Input.
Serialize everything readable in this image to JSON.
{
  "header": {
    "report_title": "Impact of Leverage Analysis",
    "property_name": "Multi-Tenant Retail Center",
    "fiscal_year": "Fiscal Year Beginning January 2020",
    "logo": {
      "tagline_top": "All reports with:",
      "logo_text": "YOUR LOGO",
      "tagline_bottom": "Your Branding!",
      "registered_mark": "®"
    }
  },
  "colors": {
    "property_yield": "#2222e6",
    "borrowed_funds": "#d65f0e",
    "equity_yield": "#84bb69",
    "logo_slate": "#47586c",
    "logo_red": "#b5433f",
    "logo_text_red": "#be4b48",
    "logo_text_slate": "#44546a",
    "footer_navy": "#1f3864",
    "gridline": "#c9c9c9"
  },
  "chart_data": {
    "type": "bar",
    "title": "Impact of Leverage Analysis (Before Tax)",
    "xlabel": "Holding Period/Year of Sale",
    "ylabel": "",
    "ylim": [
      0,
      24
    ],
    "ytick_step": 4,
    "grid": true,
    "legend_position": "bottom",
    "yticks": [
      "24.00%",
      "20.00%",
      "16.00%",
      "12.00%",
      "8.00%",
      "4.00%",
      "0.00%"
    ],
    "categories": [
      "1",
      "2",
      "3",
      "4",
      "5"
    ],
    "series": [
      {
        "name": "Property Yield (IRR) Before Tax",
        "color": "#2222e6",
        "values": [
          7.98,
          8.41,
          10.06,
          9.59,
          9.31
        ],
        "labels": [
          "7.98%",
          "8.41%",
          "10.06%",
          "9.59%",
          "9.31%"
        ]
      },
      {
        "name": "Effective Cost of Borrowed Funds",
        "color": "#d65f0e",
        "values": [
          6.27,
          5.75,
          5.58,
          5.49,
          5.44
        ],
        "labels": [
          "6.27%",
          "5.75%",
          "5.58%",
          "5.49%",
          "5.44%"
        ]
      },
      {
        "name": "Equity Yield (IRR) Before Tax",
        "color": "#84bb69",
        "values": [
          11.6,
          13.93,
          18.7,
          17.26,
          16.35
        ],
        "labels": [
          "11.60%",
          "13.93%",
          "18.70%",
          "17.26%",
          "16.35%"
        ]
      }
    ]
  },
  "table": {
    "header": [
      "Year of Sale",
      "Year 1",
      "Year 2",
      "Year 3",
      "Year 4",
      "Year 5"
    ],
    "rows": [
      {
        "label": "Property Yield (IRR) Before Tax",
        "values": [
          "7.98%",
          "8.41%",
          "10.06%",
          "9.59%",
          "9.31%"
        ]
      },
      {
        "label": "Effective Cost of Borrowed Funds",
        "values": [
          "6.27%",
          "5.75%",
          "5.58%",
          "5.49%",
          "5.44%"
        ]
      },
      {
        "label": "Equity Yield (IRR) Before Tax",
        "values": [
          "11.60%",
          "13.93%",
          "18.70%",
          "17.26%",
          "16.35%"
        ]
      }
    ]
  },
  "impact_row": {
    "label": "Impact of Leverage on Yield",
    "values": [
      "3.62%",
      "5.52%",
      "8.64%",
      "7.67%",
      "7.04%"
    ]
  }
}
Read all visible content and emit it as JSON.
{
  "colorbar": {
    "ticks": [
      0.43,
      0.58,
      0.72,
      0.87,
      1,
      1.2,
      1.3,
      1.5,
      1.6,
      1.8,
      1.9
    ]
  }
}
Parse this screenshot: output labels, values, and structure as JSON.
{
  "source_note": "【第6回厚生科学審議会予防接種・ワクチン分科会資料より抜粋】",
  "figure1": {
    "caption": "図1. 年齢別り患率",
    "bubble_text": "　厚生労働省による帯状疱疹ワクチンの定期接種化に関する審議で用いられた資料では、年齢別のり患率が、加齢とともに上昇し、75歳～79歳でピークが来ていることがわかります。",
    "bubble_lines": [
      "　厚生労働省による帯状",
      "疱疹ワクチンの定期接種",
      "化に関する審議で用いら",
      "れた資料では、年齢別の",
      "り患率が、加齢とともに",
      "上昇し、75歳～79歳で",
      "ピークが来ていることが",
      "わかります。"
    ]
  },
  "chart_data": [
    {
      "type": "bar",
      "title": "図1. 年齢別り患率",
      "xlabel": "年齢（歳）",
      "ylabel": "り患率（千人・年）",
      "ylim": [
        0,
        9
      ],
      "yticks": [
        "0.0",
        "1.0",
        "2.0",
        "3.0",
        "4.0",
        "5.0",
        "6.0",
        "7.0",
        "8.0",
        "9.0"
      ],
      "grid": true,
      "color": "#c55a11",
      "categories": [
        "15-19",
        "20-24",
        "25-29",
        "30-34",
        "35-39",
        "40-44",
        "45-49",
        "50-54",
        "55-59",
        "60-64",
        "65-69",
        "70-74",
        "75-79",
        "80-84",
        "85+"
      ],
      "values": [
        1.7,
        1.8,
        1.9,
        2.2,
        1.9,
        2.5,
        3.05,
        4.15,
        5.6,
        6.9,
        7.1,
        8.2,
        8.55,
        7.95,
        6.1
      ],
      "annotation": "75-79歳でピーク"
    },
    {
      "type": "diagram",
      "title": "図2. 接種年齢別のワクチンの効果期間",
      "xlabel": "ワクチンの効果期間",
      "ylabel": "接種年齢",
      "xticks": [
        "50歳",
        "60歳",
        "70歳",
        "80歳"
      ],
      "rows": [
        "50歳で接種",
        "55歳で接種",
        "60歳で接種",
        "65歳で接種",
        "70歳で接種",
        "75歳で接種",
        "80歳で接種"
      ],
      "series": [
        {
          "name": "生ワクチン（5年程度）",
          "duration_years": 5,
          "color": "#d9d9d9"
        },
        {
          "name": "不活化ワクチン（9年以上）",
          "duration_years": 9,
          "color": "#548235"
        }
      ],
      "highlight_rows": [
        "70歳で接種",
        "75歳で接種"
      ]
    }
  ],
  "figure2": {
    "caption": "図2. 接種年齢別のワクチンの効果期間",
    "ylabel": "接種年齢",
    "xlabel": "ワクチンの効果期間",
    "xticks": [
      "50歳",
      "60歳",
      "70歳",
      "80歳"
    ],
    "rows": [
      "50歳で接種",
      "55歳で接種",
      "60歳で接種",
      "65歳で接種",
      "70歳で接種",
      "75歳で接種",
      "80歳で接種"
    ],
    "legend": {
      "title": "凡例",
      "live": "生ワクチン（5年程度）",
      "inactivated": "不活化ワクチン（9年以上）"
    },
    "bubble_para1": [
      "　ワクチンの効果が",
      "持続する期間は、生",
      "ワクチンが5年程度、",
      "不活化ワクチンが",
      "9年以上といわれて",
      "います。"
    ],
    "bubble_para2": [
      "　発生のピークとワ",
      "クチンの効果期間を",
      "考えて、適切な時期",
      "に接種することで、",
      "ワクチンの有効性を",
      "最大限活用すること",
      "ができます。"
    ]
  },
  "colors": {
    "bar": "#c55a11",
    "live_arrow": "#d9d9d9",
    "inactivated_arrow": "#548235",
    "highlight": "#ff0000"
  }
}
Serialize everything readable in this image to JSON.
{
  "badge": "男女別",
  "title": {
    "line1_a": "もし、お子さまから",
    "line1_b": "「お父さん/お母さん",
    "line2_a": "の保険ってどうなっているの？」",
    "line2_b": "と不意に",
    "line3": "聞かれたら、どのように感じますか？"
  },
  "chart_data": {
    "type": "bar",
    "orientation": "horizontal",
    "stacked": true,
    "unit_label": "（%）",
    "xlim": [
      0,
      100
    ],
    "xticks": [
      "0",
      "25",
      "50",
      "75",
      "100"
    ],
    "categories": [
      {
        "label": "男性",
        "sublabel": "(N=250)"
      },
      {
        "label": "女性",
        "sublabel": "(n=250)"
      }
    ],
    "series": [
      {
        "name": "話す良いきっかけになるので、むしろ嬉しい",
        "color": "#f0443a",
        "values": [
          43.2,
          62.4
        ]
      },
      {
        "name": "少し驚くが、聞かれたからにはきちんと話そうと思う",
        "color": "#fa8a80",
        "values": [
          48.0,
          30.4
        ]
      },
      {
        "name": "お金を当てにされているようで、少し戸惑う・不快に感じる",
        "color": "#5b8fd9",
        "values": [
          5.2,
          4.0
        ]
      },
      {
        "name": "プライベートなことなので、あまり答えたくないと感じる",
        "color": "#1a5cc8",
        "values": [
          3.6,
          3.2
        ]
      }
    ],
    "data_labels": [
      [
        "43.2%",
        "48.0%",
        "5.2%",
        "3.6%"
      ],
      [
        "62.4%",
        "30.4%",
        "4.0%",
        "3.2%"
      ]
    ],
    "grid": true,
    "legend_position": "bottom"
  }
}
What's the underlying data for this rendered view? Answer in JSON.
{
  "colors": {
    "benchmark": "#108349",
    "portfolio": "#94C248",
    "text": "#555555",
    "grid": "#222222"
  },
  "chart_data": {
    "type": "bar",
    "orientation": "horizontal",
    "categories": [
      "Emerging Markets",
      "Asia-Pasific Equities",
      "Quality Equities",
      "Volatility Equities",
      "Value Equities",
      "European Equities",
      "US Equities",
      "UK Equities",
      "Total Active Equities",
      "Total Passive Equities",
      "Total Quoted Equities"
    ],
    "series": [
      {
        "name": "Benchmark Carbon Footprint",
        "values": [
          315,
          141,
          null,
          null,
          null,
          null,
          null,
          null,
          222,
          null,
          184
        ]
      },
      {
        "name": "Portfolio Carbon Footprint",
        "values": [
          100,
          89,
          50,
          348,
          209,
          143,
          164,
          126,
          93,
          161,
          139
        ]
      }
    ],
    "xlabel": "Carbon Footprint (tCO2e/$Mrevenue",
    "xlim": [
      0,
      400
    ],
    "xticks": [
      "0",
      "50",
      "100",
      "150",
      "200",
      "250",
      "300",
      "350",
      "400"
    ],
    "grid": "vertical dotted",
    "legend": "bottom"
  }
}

Requirements.
Give the count of lines holding the word "Carbon" and nothing more.

Full solution.
3